Stored entries:
%%
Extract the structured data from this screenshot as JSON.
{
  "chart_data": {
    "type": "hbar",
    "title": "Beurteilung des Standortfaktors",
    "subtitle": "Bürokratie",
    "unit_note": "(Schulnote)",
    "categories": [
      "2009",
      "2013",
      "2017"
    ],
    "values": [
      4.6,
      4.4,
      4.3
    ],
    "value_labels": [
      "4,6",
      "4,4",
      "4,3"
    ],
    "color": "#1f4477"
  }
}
%%
● **WHAT IS EXPECTED**:
Reproduce the material in full, with no word added or dropped.

● **SOLVED EXERCISE**:
Extract the structured data from this screenshot as JSON.
{
  "chart_data": {
    "type": "hbar",
    "title": "Beurteilung des Standortfaktors",
    "subtitle": "Bürokratie",
    "unit_note": "(Schulnote)",
    "categories": [
      "2009",
      "2013",
      "2017"
    ],
    "values": [
      4.6,
      4.4,
      4.3
    ],
    "value_labels": [
      "4,6",
      "4,4",
      "4,3"
    ],
    "color": "#1f4477"
  }
}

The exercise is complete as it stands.